Data records

--------------------------------------------------

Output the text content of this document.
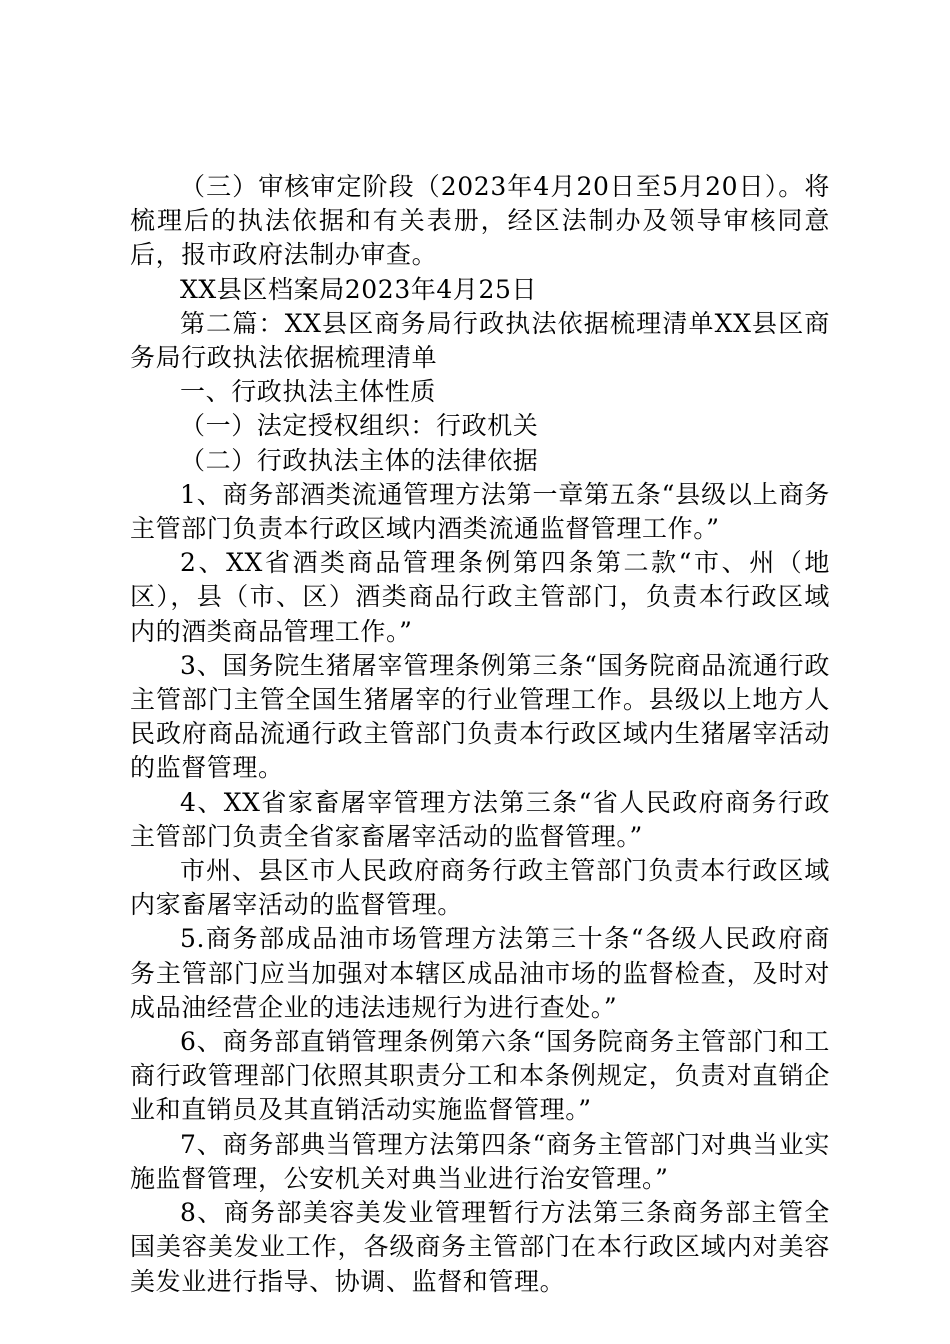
（三）审核审定阶段（2023年4月20日至5月20日）。将梳理后的执法依据和有关表册，经区法制办及领导审核同意后，报市政府法制办审查。

XX县区档案局2023年4月25日

第二篇：XX县区商务局行政执法依据梳理清单XX县区商务局行政执法依据梳理清单

一、行政执法主体性质

（一）法定授权组织：行政机关

（二）行政执法主体的法律依据

1、商务部酒类流通管理方法第一章第五条“县级以上商务主管部门负责本行政区域内酒类流通监督管理工作。”

2、XX省酒类商品管理条例第四条第二款“市、州（地区），县（市、区）酒类商品行政主管部门，负责本行政区域内的酒类商品管理工作。”

3、国务院生猪屠宰管理条例第三条“国务院商品流通行政主管部门主管全国生猪屠宰的行业管理工作。县级以上地方人民政府商品流通行政主管部门负责本行政区域内生猪屠宰活动的监督管理。

4、XX省家畜屠宰管理方法第三条“省人民政府商务行政主管部门负责全省家畜屠宰活动的监督管理。”

市州、县区市人民政府商务行政主管部门负责本行政区域内家畜屠宰活动的监督管理。

5.商务部成品油市场管理方法第三十条“各级人民政府商务主管部门应当加强对本辖区成品油市场的监督检查，及时对成品油经营企业的违法违规行为进行查处。”

6、商务部直销管理条例第六条“国务院商务主管部门和工商行政管理部门依照其职责分工和本条例规定，负责对直销企业和直销员及其直销活动实施监督管理。”

7、商务部典当管理方法第四条“商务主管部门对典当业实施监督管理，公安机关对典当业进行治安管理。”

8、商务部美容美发业管理暂行方法第三条商务部主管全国美容美发业工作，各级商务主管部门在本行政区域内对美容美发业进行指导、协调、监督和管理。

--------------------------------------------------

◆ **The task**
Transcribe the whole listing exactly. Pictures are excluded.

◆ **Response to the task**
Output the text content of this document.
（三）审核审定阶段（2023年4月20日至5月20日）。将梳理后的执法依据和有关表册，经区法制办及领导审核同意后，报市政府法制办审查。

XX县区档案局2023年4月25日

第二篇：XX县区商务局行政执法依据梳理清单XX县区商务局行政执法依据梳理清单

一、行政执法主体性质

（一）法定授权组织：行政机关

（二）行政执法主体的法律依据

1、商务部酒类流通管理方法第一章第五条“县级以上商务主管部门负责本行政区域内酒类流通监督管理工作。”

2、XX省酒类商品管理条例第四条第二款“市、州（地区），县（市、区）酒类商品行政主管部门，负责本行政区域内的酒类商品管理工作。”

3、国务院生猪屠宰管理条例第三条“国务院商品流通行政主管部门主管全国生猪屠宰的行业管理工作。县级以上地方人民政府商品流通行政主管部门负责本行政区域内生猪屠宰活动的监督管理。

4、XX省家畜屠宰管理方法第三条“省人民政府商务行政主管部门负责全省家畜屠宰活动的监督管理。”

市州、县区市人民政府商务行政主管部门负责本行政区域内家畜屠宰活动的监督管理。

5.商务部成品油市场管理方法第三十条“各级人民政府商务主管部门应当加强对本辖区成品油市场的监督检查，及时对成品油经营企业的违法违规行为进行查处。”

6、商务部直销管理条例第六条“国务院商务主管部门和工商行政管理部门依照其职责分工和本条例规定，负责对直销企业和直销员及其直销活动实施监督管理。”

7、商务部典当管理方法第四条“商务主管部门对典当业实施监督管理，公安机关对典当业进行治安管理。”

8、商务部美容美发业管理暂行方法第三条商务部主管全国美容美发业工作，各级商务主管部门在本行政区域内对美容美发业进行指导、协调、监督和管理。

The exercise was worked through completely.